Given task –
Print every entry, word for word, and skip the images.

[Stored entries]
▼

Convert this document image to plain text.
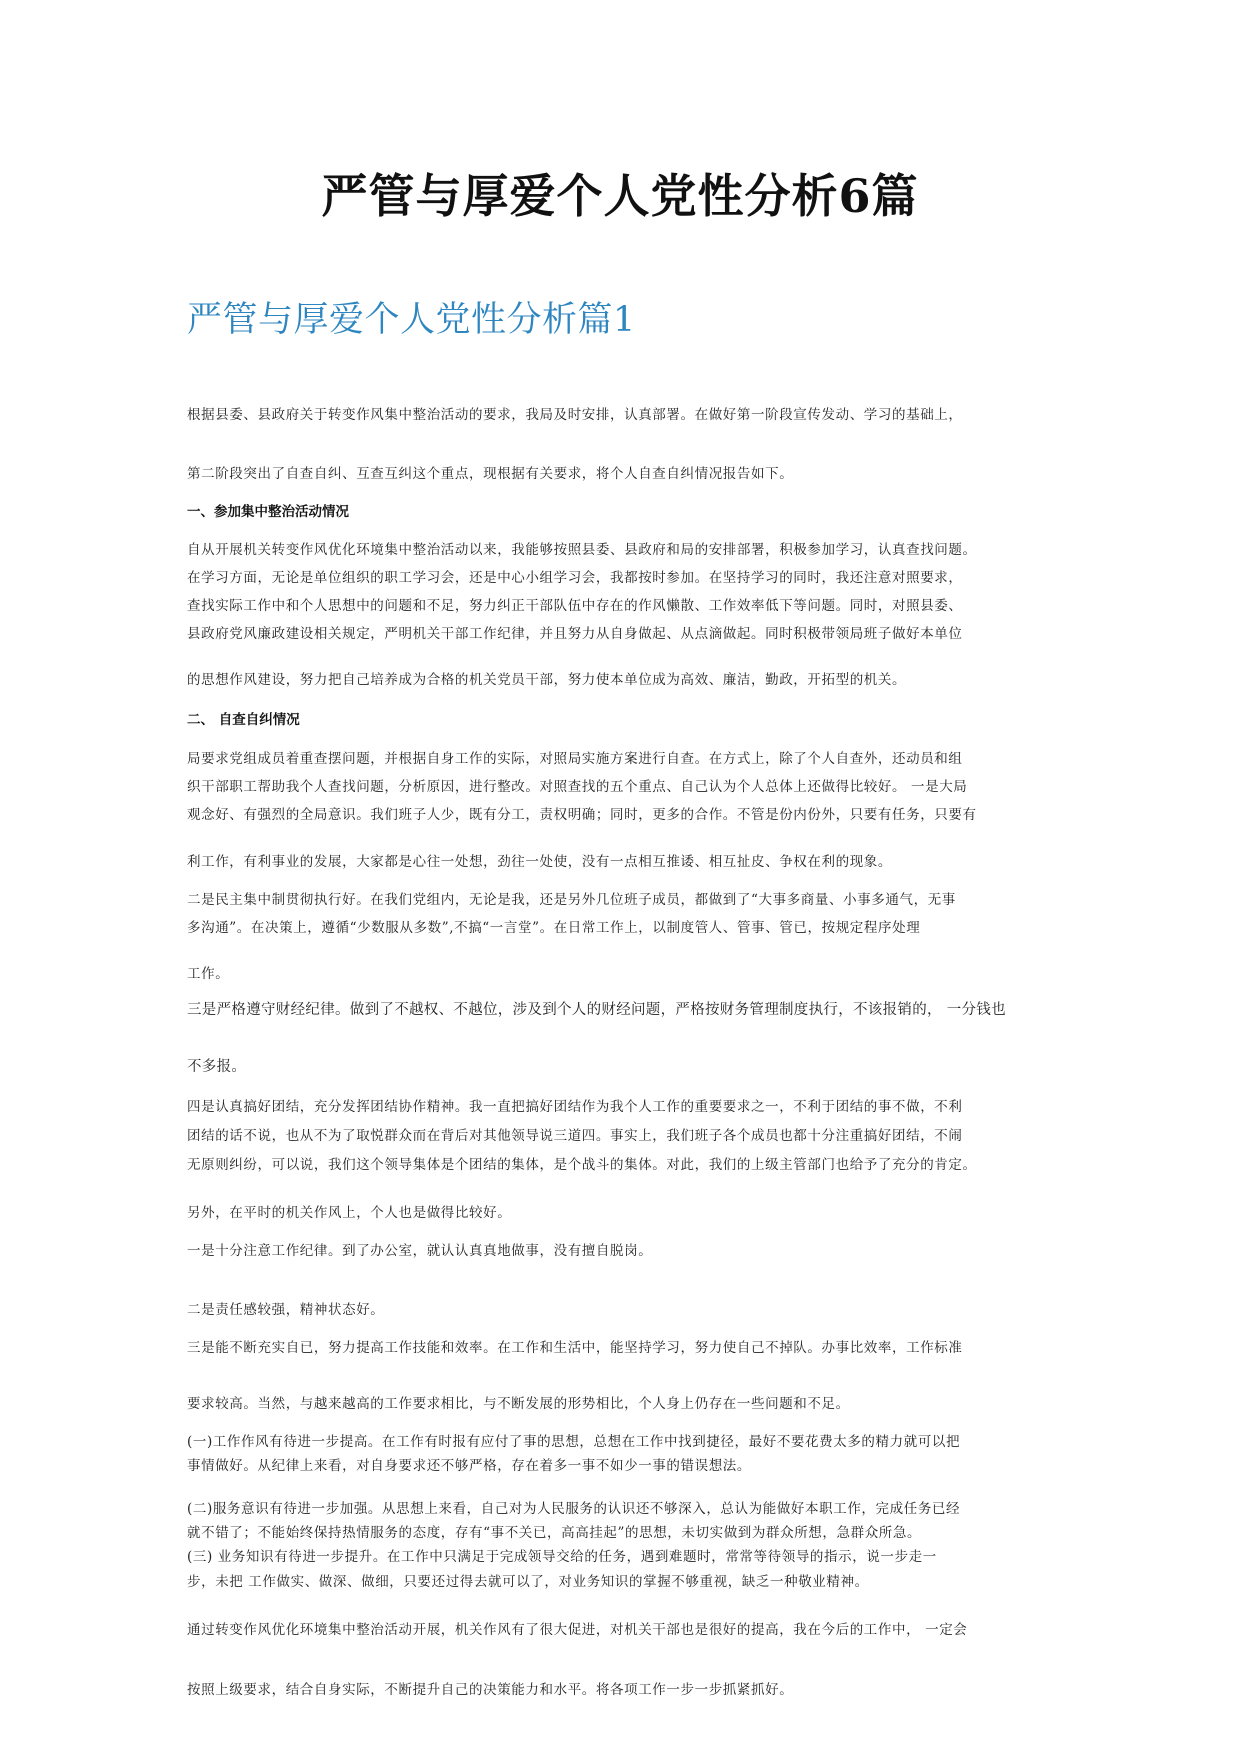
严管与厚爱个人党性分析6篇
严管与厚爱个人党性分析篇1
根据县委、县政府关于转变作风集中整治活动的要求，我局及时安排，认真部署。在做好第一阶段宣传发动、学习的基础上，
第二阶段突出了自查自纠、互查互纠这个重点，现根据有关要求，将个人自查自纠情况报告如下。
一、参加集中整治活动情况
自从开展机关转变作风优化环境集中整治活动以来，我能够按照县委、县政府和局的安排部署，积极参加学习，认真查找问题。
在学习方面，无论是单位组织的职工学习会，还是中心小组学习会，我都按时参加。在坚持学习的同时，我还注意对照要求，
查找实际工作中和个人思想中的问题和不足，努力纠正干部队伍中存在的作风懒散、工作效率低下等问题。同时，对照县委、
县政府党风廉政建设相关规定，严明机关干部工作纪律，并且努力从自身做起、从点滴做起。同时积极带领局班子做好本单位
的思想作风建设，努力把自己培养成为合格的机关党员干部，努力使本单位成为高效、廉洁，勤政，开拓型的机关。
二、 自查自纠情况
局要求党组成员着重查摆问题，并根据自身工作的实际，对照局实施方案进行自查。在方式上，除了个人自查外，还动员和组
织干部职工帮助我个人查找问题，分析原因，进行整改。对照查找的五个重点、自己认为个人总体上还做得比较好。 一是大局
观念好、有强烈的全局意识。我们班子人少，既有分工，责权明确；同时，更多的合作。不管是份内份外，只要有任务，只要有
利工作，有利事业的发展，大家都是心往一处想，劲往一处使，没有一点相互推诿、相互扯皮、争权在利的现象。
二是民主集中制贯彻执行好。在我们党组内，无论是我，还是另外几位班子成员，都做到了“大事多商量、小事多通气，无事
多沟通”。在决策上，遵循“少数服从多数”,不搞“一言堂”。在日常工作上，以制度管人、管事、管已，按规定程序处理
工作。
三是严格遵守财经纪律。做到了不越权、不越位，涉及到个人的财经问题，严格按财务管理制度执行，不该报销的， 一分钱也
不多报。
四是认真搞好团结，充分发挥团结协作精神。我一直把搞好团结作为我个人工作的重要要求之一，不利于团结的事不做，不利
团结的话不说，也从不为了取悦群众而在背后对其他领导说三道四。事实上，我们班子各个成员也都十分注重搞好团结，不闹
无原则纠纷，可以说，我们这个领导集体是个团结的集体，是个战斗的集体。对此，我们的上级主管部门也给予了充分的肯定。
另外，在平时的机关作风上，个人也是做得比较好。
一是十分注意工作纪律。到了办公室，就认认真真地做事，没有擅自脱岗。
二是责任感较强，精神状态好。
三是能不断充实自已，努力提高工作技能和效率。在工作和生活中，能坚持学习，努力使自己不掉队。办事比效率，工作标准
要求较高。当然，与越来越高的工作要求相比，与不断发展的形势相比，个人身上仍存在一些问题和不足。
(一)工作作风有待进一步提高。在工作有时报有应付了事的思想，总想在工作中找到捷径，最好不要花费太多的精力就可以把
事情做好。从纪律上来看，对自身要求还不够严格，存在着多一事不如少一事的错误想法。
(二)服务意识有待进一步加强。从思想上来看，自己对为人民服务的认识还不够深入，总认为能做好本职工作，完成任务已经
就不错了；不能始终保持热情服务的态度，存有“事不关已，高高挂起”的思想，未切实做到为群众所想，急群众所急。
(三) 业务知识有待进一步提升。在工作中只满足于完成领导交给的任务，遇到难题时，常常等待领导的指示，说一步走一
步，未把 工作做实、做深、做细，只要还过得去就可以了，对业务知识的掌握不够重视，缺乏一种敬业精神。
通过转变作风优化环境集中整治活动开展，机关作风有了很大促进，对机关干部也是很好的提高，我在今后的工作中， 一定会
按照上级要求，结合自身实际，不断提升自己的决策能力和水平。将各项工作一步一步抓紧抓好。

▲

Exercise answer –
Convert this document image to plain text.
严管与厚爱个人党性分析6篇
严管与厚爱个人党性分析篇1
根据县委、县政府关于转变作风集中整治活动的要求，我局及时安排，认真部署。在做好第一阶段宣传发动、学习的基础上，
第二阶段突出了自查自纠、互查互纠这个重点，现根据有关要求，将个人自查自纠情况报告如下。
一、参加集中整治活动情况
自从开展机关转变作风优化环境集中整治活动以来，我能够按照县委、县政府和局的安排部署，积极参加学习，认真查找问题。
在学习方面，无论是单位组织的职工学习会，还是中心小组学习会，我都按时参加。在坚持学习的同时，我还注意对照要求，
查找实际工作中和个人思想中的问题和不足，努力纠正干部队伍中存在的作风懒散、工作效率低下等问题。同时，对照县委、
县政府党风廉政建设相关规定，严明机关干部工作纪律，并且努力从自身做起、从点滴做起。同时积极带领局班子做好本单位
的思想作风建设，努力把自己培养成为合格的机关党员干部，努力使本单位成为高效、廉洁，勤政，开拓型的机关。
二、 自查自纠情况
局要求党组成员着重查摆问题，并根据自身工作的实际，对照局实施方案进行自查。在方式上，除了个人自查外，还动员和组
织干部职工帮助我个人查找问题，分析原因，进行整改。对照查找的五个重点、自己认为个人总体上还做得比较好。 一是大局
观念好、有强烈的全局意识。我们班子人少，既有分工，责权明确；同时，更多的合作。不管是份内份外，只要有任务，只要有
利工作，有利事业的发展，大家都是心往一处想，劲往一处使，没有一点相互推诿、相互扯皮、争权在利的现象。
二是民主集中制贯彻执行好。在我们党组内，无论是我，还是另外几位班子成员，都做到了“大事多商量、小事多通气，无事
多沟通”。在决策上，遵循“少数服从多数”,不搞“一言堂”。在日常工作上，以制度管人、管事、管已，按规定程序处理
工作。
三是严格遵守财经纪律。做到了不越权、不越位，涉及到个人的财经问题，严格按财务管理制度执行，不该报销的， 一分钱也
不多报。
四是认真搞好团结，充分发挥团结协作精神。我一直把搞好团结作为我个人工作的重要要求之一，不利于团结的事不做，不利
团结的话不说，也从不为了取悦群众而在背后对其他领导说三道四。事实上，我们班子各个成员也都十分注重搞好团结，不闹
无原则纠纷，可以说，我们这个领导集体是个团结的集体，是个战斗的集体。对此，我们的上级主管部门也给予了充分的肯定。
另外，在平时的机关作风上，个人也是做得比较好。
一是十分注意工作纪律。到了办公室，就认认真真地做事，没有擅自脱岗。
二是责任感较强，精神状态好。
三是能不断充实自已，努力提高工作技能和效率。在工作和生活中，能坚持学习，努力使自己不掉队。办事比效率，工作标准
要求较高。当然，与越来越高的工作要求相比，与不断发展的形势相比，个人身上仍存在一些问题和不足。
(一)工作作风有待进一步提高。在工作有时报有应付了事的思想，总想在工作中找到捷径，最好不要花费太多的精力就可以把
事情做好。从纪律上来看，对自身要求还不够严格，存在着多一事不如少一事的错误想法。
(二)服务意识有待进一步加强。从思想上来看，自己对为人民服务的认识还不够深入，总认为能做好本职工作，完成任务已经
就不错了；不能始终保持热情服务的态度，存有“事不关已，高高挂起”的思想，未切实做到为群众所想，急群众所急。
(三) 业务知识有待进一步提升。在工作中只满足于完成领导交给的任务，遇到难题时，常常等待领导的指示，说一步走一
步，未把 工作做实、做深、做细，只要还过得去就可以了，对业务知识的掌握不够重视，缺乏一种敬业精神。
通过转变作风优化环境集中整治活动开展，机关作风有了很大促进，对机关干部也是很好的提高，我在今后的工作中， 一定会
按照上级要求，结合自身实际，不断提升自己的决策能力和水平。将各项工作一步一步抓紧抓好。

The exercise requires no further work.